Stored data
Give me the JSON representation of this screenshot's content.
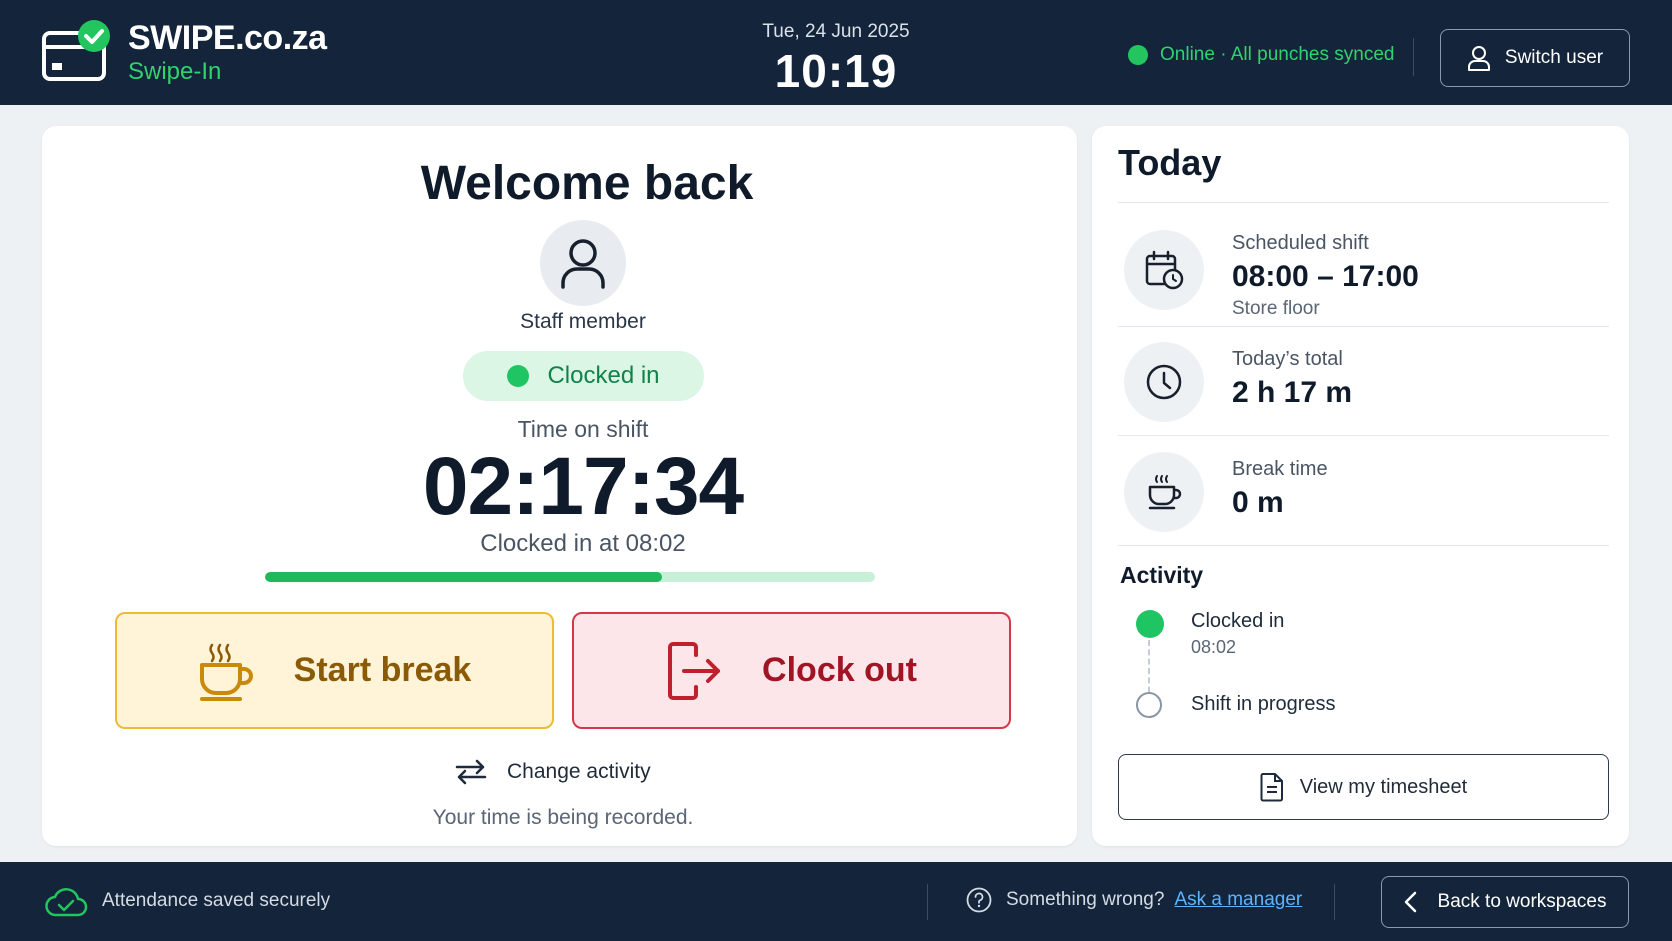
{
  "header": {
    "brand_name": "SWIPE.co.za",
    "brand_sub": "Swipe-In",
    "date": "Tue, 24 Jun 2025",
    "time": "10:19",
    "sync_status": "Online · All punches synced",
    "switch_user_label": "Switch user"
  },
  "main": {
    "welcome": "Welcome back",
    "staff_label": "Staff member",
    "status": "Clocked in",
    "time_on_shift_label": "Time on shift",
    "timer": "02:17:34",
    "clocked_in_at": "Clocked in at 08:02",
    "shift_progress_percent": 65,
    "start_break_label": "Start break",
    "clock_out_label": "Clock out",
    "change_activity_label": "Change activity",
    "recording_note": "Your time is being recorded."
  },
  "today": {
    "title": "Today",
    "scheduled": {
      "label": "Scheduled shift",
      "value": "08:00 – 17:00",
      "sub": "Store floor"
    },
    "total": {
      "label": "Today’s total",
      "value": "2 h 17 m"
    },
    "break": {
      "label": "Break time",
      "value": "0 m"
    },
    "activity_title": "Activity",
    "activity": [
      {
        "label": "Clocked in",
        "time": "08:02"
      },
      {
        "label": "Shift in progress"
      }
    ],
    "timesheet_label": "View my timesheet"
  },
  "footer": {
    "saved": "Attendance saved securely",
    "help_text": "Something wrong?",
    "help_link": "Ask a manager",
    "back_label": "Back to workspaces"
  },
  "colors": {
    "header_bg": "#14243a",
    "accent_green": "#22c55e",
    "break_bg": "#fff4d8",
    "break_border": "#f0b93a",
    "clock_out_bg": "#fde6ea",
    "clock_out_border": "#d13a4a",
    "link": "#5cb4ff"
  },
  "icons": {
    "brand": "card-check-icon",
    "switch_user": "user-icon",
    "avatar": "user-icon",
    "start_break": "coffee-cup-icon",
    "clock_out": "logout-icon",
    "change_activity": "swap-arrows-icon",
    "scheduled": "calendar-clock-icon",
    "total": "clock-icon",
    "break": "coffee-cup-icon",
    "timesheet": "document-icon",
    "saved": "cloud-check-icon",
    "help": "question-circle-icon",
    "back": "chevron-left-icon"
  }
}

▸ TASK OBJECTIVE: Display every line of the listing that contains the string "check".

▸ FINISHED ANSWER:
    "brand": "card-check-icon",
    "saved": "cloud-check-icon",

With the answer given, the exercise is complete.